(Data entries)
----------

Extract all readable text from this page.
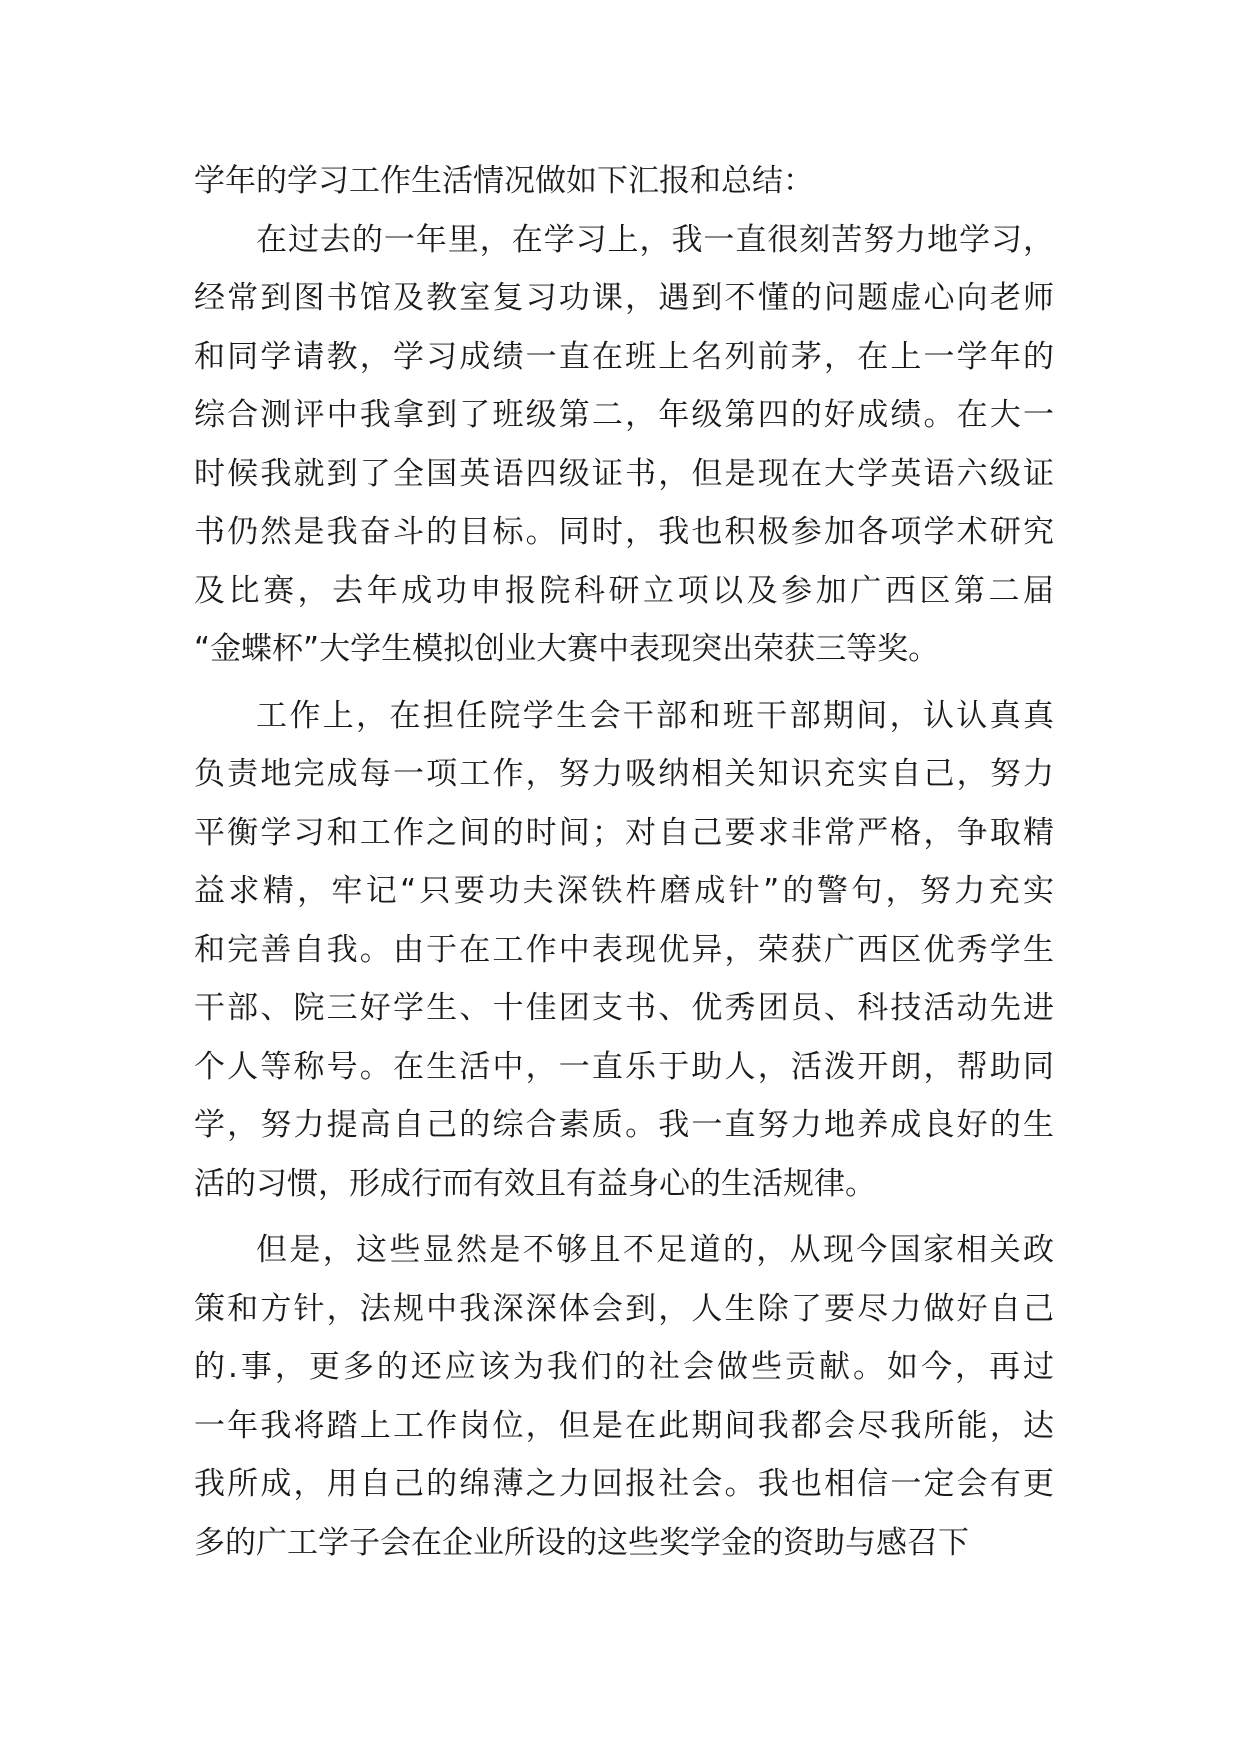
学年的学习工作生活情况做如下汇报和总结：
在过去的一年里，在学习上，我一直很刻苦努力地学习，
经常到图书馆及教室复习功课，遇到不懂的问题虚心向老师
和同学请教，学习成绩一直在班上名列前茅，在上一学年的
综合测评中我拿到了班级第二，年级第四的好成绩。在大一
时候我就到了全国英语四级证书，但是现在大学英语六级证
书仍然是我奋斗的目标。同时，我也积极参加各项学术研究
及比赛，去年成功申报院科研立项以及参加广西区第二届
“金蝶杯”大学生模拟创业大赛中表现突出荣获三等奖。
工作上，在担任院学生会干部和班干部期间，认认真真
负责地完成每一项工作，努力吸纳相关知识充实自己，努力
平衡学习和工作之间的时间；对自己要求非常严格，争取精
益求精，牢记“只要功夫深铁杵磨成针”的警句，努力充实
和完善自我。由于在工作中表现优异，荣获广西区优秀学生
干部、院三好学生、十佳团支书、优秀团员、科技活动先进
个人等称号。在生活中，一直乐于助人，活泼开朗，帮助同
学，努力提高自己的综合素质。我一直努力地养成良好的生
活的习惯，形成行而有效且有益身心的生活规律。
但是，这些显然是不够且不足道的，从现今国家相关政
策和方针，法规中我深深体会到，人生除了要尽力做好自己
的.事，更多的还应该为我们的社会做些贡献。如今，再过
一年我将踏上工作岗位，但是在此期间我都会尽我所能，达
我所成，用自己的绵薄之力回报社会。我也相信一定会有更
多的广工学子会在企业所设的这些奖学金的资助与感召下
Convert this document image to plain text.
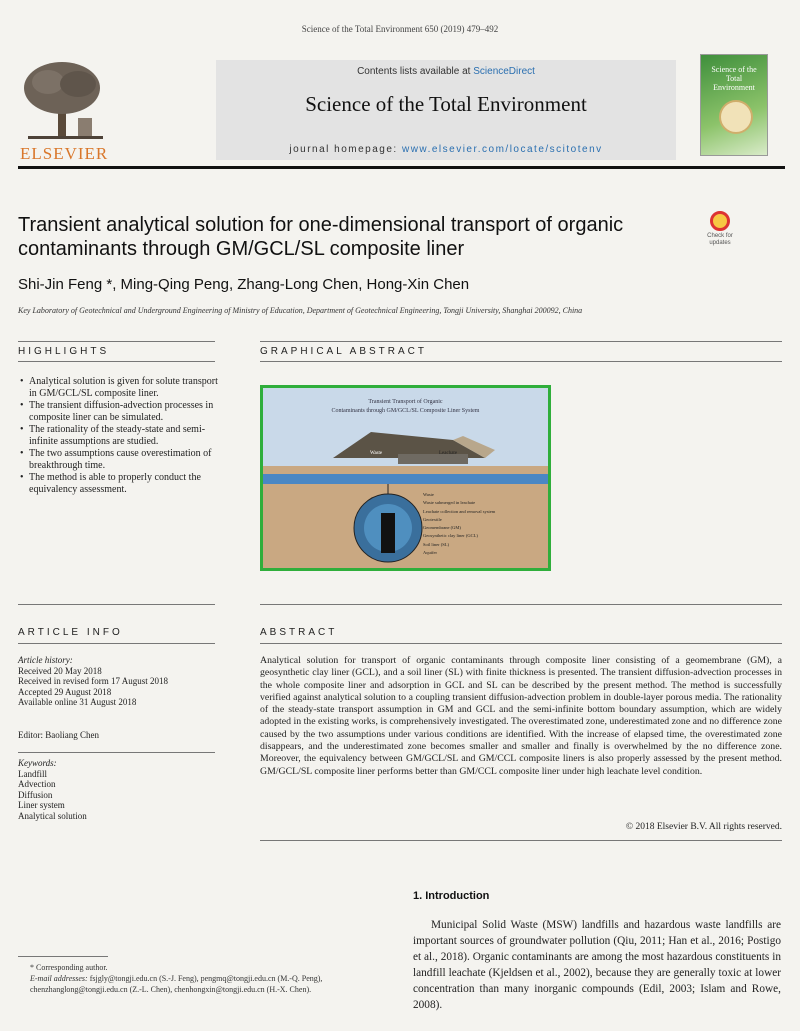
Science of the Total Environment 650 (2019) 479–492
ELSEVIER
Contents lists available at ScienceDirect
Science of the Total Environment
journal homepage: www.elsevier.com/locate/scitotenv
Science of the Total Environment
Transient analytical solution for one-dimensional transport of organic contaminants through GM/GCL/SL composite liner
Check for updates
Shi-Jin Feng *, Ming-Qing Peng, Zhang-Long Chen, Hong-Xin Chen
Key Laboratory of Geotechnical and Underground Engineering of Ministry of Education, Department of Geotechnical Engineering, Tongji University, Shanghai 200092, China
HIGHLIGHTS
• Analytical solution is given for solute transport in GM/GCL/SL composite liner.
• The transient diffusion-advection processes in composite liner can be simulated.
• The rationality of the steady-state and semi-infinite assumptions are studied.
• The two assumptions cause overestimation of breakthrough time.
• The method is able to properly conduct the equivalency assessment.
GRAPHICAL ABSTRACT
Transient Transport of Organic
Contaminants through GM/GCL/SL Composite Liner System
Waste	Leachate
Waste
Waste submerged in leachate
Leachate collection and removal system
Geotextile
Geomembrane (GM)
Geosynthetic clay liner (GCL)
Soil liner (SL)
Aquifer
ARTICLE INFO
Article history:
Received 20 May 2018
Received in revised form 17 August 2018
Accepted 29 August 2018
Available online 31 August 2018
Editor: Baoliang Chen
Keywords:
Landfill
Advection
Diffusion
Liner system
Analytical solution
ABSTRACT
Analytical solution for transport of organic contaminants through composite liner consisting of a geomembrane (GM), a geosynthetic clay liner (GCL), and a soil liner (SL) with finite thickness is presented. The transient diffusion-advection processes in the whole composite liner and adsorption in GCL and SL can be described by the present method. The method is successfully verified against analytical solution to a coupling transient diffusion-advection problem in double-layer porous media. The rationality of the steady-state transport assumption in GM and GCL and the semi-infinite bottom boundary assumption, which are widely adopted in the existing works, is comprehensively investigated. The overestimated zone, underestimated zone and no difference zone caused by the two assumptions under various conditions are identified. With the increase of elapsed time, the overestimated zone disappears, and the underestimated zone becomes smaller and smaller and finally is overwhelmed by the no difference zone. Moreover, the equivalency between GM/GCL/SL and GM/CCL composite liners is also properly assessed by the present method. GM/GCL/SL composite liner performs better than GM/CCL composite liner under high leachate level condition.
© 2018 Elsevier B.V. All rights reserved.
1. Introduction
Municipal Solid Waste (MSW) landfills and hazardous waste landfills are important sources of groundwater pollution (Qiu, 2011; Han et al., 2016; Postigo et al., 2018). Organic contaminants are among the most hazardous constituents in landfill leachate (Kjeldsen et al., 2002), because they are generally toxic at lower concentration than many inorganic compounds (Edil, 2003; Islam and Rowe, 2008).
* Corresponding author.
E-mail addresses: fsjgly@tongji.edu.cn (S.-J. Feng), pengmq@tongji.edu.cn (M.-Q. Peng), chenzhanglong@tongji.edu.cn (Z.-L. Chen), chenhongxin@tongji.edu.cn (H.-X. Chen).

----------

» Given exercise:
Return each line of the data, keeping its wording exact and omitting pictures.

» Output for this task:
Extract all readable text from this page.
学年的学习工作生活情况做如下汇报和总结：
在过去的一年里，在学习上，我一直很刻苦努力地学习，
经常到图书馆及教室复习功课，遇到不懂的问题虚心向老师
和同学请教，学习成绩一直在班上名列前茅，在上一学年的
综合测评中我拿到了班级第二，年级第四的好成绩。在大一
时候我就到了全国英语四级证书，但是现在大学英语六级证
书仍然是我奋斗的目标。同时，我也积极参加各项学术研究
及比赛，去年成功申报院科研立项以及参加广西区第二届
“金蝶杯”大学生模拟创业大赛中表现突出荣获三等奖。
工作上，在担任院学生会干部和班干部期间，认认真真
负责地完成每一项工作，努力吸纳相关知识充实自己，努力
平衡学习和工作之间的时间；对自己要求非常严格，争取精
益求精，牢记“只要功夫深铁杵磨成针”的警句，努力充实
和完善自我。由于在工作中表现优异，荣获广西区优秀学生
干部、院三好学生、十佳团支书、优秀团员、科技活动先进
个人等称号。在生活中，一直乐于助人，活泼开朗，帮助同
学，努力提高自己的综合素质。我一直努力地养成良好的生
活的习惯，形成行而有效且有益身心的生活规律。
但是，这些显然是不够且不足道的，从现今国家相关政
策和方针，法规中我深深体会到，人生除了要尽力做好自己
的.事，更多的还应该为我们的社会做些贡献。如今，再过
一年我将踏上工作岗位，但是在此期间我都会尽我所能，达
我所成，用自己的绵薄之力回报社会。我也相信一定会有更
多的广工学子会在企业所设的这些奖学金的资助与感召下
Convert this document image to plain text.
Science of the Total Environment 650 (2019) 479–492
ELSEVIER
Contents lists available at ScienceDirect
Science of the Total Environment
journal homepage: www.elsevier.com/locate/scitotenv
Science of the Total Environment
Transient analytical solution for one-dimensional transport of organic contaminants through GM/GCL/SL composite liner
Check for updates
Shi-Jin Feng *, Ming-Qing Peng, Zhang-Long Chen, Hong-Xin Chen
Key Laboratory of Geotechnical and Underground Engineering of Ministry of Education, Department of Geotechnical Engineering, Tongji University, Shanghai 200092, China
HIGHLIGHTS
• Analytical solution is given for solute transport in GM/GCL/SL composite liner.
• The transient diffusion-advection processes in composite liner can be simulated.
• The rationality of the steady-state and semi-infinite assumptions are studied.
• The two assumptions cause overestimation of breakthrough time.
• The method is able to properly conduct the equivalency assessment.
GRAPHICAL ABSTRACT
Transient Transport of Organic
Contaminants through GM/GCL/SL Composite Liner System
Waste	Leachate
Waste
Waste submerged in leachate
Leachate collection and removal system
Geotextile
Geomembrane (GM)
Geosynthetic clay liner (GCL)
Soil liner (SL)
Aquifer
ARTICLE INFO
Article history:
Received 20 May 2018
Received in revised form 17 August 2018
Accepted 29 August 2018
Available online 31 August 2018
Editor: Baoliang Chen
Keywords:
Landfill
Advection
Diffusion
Liner system
Analytical solution
ABSTRACT
Analytical solution for transport of organic contaminants through composite liner consisting of a geomembrane (GM), a geosynthetic clay liner (GCL), and a soil liner (SL) with finite thickness is presented. The transient diffusion-advection processes in the whole composite liner and adsorption in GCL and SL can be described by the present method. The method is successfully verified against analytical solution to a coupling transient diffusion-advection problem in double-layer porous media. The rationality of the steady-state transport assumption in GM and GCL and the semi-infinite bottom boundary assumption, which are widely adopted in the existing works, is comprehensively investigated. The overestimated zone, underestimated zone and no difference zone caused by the two assumptions under various conditions are identified. With the increase of elapsed time, the overestimated zone disappears, and the underestimated zone becomes smaller and smaller and finally is overwhelmed by the no difference zone. Moreover, the equivalency between GM/GCL/SL and GM/CCL composite liners is also properly assessed by the present method. GM/GCL/SL composite liner performs better than GM/CCL composite liner under high leachate level condition.
© 2018 Elsevier B.V. All rights reserved.
1. Introduction
Municipal Solid Waste (MSW) landfills and hazardous waste landfills are important sources of groundwater pollution (Qiu, 2011; Han et al., 2016; Postigo et al., 2018). Organic contaminants are among the most hazardous constituents in landfill leachate (Kjeldsen et al., 2002), because they are generally toxic at lower concentration than many inorganic compounds (Edil, 2003; Islam and Rowe, 2008).
* Corresponding author.
E-mail addresses: fsjgly@tongji.edu.cn (S.-J. Feng), pengmq@tongji.edu.cn (M.-Q. Peng), chenzhanglong@tongji.edu.cn (Z.-L. Chen), chenhongxin@tongji.edu.cn (H.-X. Chen).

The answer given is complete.